From the commentary on Japanese television below, extract the passage from "Of course, part" to "all make sense." and copy it word for word.

Quoted passage.
****************
Their talk shows feature celebrity guests numbering to five to twenty, and many times what happens is simply that a feature story is shown, and, in the corner of the screen, we watch the guests' reactions as they, in turn, watch the feature alongside us. Is this because in Japanese society it's important to know what everybody else is feeling and thinking before you can make your own judgement? I'm not sure. But last night there was a segment on a vicious ice storm that hit Montreal and Quebec and Ontario a few years back (with footage that seemed suspiciously like something stolen from a CBC drama), and the guests' screen-within-a-screen reactions were all perfectly, appropriately sympathetic, horrified, relieved. Which encouraged me to feel the same way. Which is maybe the point.

There are also an insane amount of food and travel shows, with guests cooking and tasting and oohing and ahhing. Major and minor celebrities alike also travel around various spots in Japan and the world, pointing out interesting sights, visiting northern Japan or the Middle East, southern Okinawa or the the heart of the Netherlands. The Japanese have an insatiable curiosity about everything, and more important, a desire to constantly improve, to know more, to do better, so there are a multitude of books and TV shows centred around improving one's skills, etiquette, and overall knowledge of the world.

Of course, part of the fun for me is trying to figure out what, exactly, is going on. My listening skills are getting better, but they still have a long way to go. The other night I flipped through a channel that featured a baby in the womb. Ah, maybe it's about abortion, I figured. The scene then cut to the panelists in the studio, who kept repeating a single word, an unfamiliar word, and so I popped open my dictionary and saw that it was the Japanese word for 'evolution'. (Which I have now, of course, forgotten.) So they're talking about evolution. Cool. The baby in the womb, evolution, that all make sense.

But then they brought out a pony-tailed expert in a suit, and he started pointing to various graphs, and then unleashed a photo of a man with three nipples. He pointed carefully at the third nipple, located just above the waist, while the guests oohed an ahhed.

Baby in the womb. A man's third nipple. Evolution. It all makes sense.
****************
Data listing.
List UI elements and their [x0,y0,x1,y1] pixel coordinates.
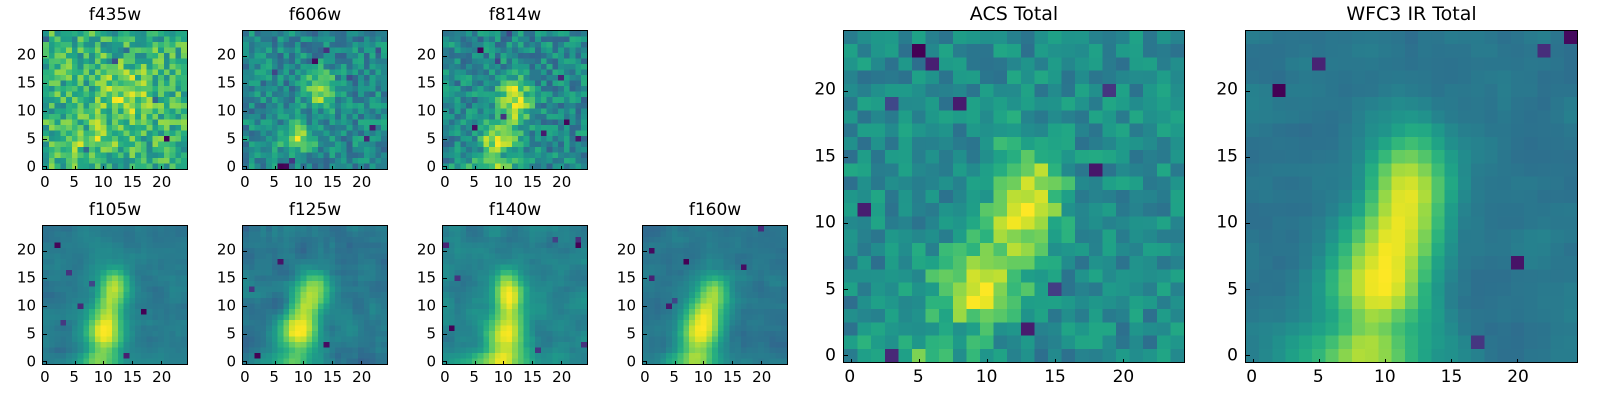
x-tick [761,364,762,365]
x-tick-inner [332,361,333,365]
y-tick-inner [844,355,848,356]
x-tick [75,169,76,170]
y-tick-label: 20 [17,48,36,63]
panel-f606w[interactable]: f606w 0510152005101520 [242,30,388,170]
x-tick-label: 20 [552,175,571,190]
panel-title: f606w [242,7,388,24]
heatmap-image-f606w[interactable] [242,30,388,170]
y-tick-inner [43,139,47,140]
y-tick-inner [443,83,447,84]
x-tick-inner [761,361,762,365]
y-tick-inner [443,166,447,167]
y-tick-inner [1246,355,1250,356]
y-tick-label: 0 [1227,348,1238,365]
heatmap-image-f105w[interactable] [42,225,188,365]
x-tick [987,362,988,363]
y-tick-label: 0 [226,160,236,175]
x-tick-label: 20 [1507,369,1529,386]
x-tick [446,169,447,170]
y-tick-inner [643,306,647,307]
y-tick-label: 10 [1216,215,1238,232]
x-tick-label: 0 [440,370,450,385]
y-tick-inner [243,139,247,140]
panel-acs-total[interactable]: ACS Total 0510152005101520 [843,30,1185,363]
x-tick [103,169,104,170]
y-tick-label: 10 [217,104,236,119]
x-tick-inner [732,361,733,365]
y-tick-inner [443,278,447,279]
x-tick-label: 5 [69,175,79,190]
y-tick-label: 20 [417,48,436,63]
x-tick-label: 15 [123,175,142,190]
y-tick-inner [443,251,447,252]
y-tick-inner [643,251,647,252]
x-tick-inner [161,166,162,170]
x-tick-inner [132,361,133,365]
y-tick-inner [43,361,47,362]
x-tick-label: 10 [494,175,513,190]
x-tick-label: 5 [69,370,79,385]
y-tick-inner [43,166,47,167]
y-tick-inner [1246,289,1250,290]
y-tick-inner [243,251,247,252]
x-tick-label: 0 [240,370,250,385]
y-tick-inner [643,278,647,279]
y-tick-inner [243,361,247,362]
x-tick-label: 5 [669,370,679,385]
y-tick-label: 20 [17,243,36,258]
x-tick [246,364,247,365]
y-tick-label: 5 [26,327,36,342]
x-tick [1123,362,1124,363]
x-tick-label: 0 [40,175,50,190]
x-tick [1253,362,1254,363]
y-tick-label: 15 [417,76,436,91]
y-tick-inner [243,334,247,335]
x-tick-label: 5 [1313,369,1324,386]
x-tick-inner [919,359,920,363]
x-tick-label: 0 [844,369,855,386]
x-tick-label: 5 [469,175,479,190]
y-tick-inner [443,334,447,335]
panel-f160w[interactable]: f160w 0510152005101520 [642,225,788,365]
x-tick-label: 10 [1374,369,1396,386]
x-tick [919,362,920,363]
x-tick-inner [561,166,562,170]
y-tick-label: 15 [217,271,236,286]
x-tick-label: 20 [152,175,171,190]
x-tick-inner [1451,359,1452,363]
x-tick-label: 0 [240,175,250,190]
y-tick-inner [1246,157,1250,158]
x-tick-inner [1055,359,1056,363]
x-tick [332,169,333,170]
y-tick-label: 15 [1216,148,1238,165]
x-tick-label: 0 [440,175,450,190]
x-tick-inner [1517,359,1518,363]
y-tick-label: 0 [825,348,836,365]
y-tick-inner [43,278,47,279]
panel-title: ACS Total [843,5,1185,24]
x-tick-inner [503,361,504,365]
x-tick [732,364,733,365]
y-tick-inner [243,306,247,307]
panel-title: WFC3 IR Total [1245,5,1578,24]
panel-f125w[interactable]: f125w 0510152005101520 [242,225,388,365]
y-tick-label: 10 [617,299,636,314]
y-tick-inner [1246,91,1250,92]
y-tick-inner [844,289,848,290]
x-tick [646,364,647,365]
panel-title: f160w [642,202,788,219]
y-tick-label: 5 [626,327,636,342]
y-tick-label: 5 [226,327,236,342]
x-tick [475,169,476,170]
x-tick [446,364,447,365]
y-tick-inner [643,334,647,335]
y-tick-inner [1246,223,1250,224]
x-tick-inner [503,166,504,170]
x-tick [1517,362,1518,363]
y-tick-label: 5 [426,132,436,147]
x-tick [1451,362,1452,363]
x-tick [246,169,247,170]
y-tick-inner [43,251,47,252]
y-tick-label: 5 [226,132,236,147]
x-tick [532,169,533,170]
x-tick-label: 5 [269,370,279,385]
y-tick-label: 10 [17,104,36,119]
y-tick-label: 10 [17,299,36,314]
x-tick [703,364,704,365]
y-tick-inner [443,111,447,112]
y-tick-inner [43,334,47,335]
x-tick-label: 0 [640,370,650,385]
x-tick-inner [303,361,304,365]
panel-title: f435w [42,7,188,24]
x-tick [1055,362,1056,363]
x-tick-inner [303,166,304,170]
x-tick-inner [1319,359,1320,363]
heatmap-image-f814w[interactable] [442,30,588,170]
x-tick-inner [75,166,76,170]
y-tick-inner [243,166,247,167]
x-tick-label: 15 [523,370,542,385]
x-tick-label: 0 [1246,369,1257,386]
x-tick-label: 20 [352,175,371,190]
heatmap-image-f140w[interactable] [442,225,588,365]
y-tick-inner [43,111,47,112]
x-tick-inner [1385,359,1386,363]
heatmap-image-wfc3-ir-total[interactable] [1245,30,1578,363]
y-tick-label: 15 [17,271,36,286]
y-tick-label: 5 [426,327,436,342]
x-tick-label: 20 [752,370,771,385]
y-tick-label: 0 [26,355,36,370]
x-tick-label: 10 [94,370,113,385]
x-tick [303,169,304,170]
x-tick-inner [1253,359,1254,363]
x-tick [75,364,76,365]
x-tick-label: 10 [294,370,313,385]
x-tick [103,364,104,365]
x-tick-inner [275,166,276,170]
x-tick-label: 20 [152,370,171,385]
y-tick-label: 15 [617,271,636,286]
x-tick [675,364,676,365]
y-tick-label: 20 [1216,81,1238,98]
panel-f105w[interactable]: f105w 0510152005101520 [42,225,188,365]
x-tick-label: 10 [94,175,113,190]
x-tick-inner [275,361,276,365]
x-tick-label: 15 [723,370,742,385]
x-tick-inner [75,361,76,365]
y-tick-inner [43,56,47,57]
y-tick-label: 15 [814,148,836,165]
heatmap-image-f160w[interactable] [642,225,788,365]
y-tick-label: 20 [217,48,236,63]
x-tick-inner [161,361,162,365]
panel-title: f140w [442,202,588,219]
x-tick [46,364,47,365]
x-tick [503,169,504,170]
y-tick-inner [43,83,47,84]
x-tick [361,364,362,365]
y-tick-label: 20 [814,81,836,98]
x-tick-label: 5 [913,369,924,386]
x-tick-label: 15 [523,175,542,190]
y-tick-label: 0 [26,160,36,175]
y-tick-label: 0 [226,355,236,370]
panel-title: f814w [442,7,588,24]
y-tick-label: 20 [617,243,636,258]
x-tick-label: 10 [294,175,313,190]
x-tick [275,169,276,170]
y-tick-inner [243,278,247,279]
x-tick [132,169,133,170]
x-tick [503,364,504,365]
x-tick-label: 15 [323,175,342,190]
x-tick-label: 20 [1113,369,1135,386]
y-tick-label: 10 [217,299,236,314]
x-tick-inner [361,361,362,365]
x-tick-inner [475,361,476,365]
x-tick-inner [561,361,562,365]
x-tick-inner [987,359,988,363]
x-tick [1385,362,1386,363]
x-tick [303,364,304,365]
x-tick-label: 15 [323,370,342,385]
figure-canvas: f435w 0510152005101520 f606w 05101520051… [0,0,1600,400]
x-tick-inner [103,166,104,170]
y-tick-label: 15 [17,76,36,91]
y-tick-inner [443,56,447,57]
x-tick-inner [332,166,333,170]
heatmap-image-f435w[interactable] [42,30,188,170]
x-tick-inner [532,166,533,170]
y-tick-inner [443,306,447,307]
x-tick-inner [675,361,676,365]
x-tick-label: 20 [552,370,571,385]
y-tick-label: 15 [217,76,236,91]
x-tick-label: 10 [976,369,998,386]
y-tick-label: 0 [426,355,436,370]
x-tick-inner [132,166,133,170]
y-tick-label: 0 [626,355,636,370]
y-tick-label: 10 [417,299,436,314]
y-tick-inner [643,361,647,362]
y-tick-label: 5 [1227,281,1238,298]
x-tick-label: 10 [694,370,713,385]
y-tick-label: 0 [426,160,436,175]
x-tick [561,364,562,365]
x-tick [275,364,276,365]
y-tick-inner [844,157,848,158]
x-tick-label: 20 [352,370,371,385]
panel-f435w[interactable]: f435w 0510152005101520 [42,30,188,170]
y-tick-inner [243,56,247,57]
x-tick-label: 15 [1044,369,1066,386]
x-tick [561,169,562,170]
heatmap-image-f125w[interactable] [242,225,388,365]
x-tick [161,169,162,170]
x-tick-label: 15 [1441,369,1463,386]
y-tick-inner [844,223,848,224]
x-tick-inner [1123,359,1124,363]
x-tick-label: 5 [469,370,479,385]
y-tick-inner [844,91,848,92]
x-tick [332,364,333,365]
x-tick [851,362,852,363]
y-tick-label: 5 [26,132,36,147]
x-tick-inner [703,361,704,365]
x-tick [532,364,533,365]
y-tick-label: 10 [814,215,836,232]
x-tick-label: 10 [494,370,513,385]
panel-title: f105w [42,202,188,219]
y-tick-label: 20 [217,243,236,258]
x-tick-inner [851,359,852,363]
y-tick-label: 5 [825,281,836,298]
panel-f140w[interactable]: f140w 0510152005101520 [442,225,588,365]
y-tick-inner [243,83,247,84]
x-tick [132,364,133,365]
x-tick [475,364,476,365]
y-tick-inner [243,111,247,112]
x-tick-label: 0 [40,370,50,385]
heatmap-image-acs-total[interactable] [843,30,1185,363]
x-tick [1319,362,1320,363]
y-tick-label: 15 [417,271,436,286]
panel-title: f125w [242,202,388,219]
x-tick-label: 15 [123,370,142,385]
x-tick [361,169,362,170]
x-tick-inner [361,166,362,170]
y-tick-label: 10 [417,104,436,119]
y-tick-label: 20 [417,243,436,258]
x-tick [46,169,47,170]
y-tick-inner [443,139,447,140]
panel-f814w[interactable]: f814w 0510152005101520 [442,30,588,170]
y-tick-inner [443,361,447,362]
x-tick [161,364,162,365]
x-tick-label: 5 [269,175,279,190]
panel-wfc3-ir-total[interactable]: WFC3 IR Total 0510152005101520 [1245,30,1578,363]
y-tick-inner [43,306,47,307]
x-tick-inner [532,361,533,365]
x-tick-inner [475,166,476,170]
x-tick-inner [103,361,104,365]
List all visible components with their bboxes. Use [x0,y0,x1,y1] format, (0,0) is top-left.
****************
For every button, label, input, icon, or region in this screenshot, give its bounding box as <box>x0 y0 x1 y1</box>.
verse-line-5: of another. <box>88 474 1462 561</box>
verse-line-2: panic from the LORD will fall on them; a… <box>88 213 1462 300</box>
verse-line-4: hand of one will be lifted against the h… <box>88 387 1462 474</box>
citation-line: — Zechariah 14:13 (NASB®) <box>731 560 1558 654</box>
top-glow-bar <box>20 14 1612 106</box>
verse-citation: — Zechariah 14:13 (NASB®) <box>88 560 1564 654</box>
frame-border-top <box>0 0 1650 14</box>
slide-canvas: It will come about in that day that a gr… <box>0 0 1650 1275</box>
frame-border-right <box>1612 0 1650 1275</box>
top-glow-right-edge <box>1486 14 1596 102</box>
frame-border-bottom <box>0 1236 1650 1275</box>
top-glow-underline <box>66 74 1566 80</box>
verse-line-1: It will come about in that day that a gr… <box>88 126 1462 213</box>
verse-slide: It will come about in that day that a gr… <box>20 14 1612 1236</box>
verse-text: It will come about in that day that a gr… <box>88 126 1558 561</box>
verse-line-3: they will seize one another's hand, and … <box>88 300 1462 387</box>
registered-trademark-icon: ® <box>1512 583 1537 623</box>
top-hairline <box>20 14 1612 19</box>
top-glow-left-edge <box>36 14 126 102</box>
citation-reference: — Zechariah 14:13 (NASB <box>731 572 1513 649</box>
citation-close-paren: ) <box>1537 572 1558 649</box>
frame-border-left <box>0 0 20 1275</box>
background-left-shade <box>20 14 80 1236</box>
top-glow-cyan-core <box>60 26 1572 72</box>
****************
Response to this exercise.
Of course, part of the fun for me is trying to figure out what, exactly, is going on. My listening skills are getting better, but they still have a long way to go. The other night I flipped through a channel that featured a baby in the womb. Ah, maybe it's about abortion, I figured. The scene then cut to the panelists in the studio, who kept repeating a single word, an unfamiliar word, and so I popped open my dictionary and saw that it was the Japanese word for 'evolution'. (Which I have now, of course, forgotten.) So they're talking about evolution. Cool. The baby in the womb, evolution, that all make sense.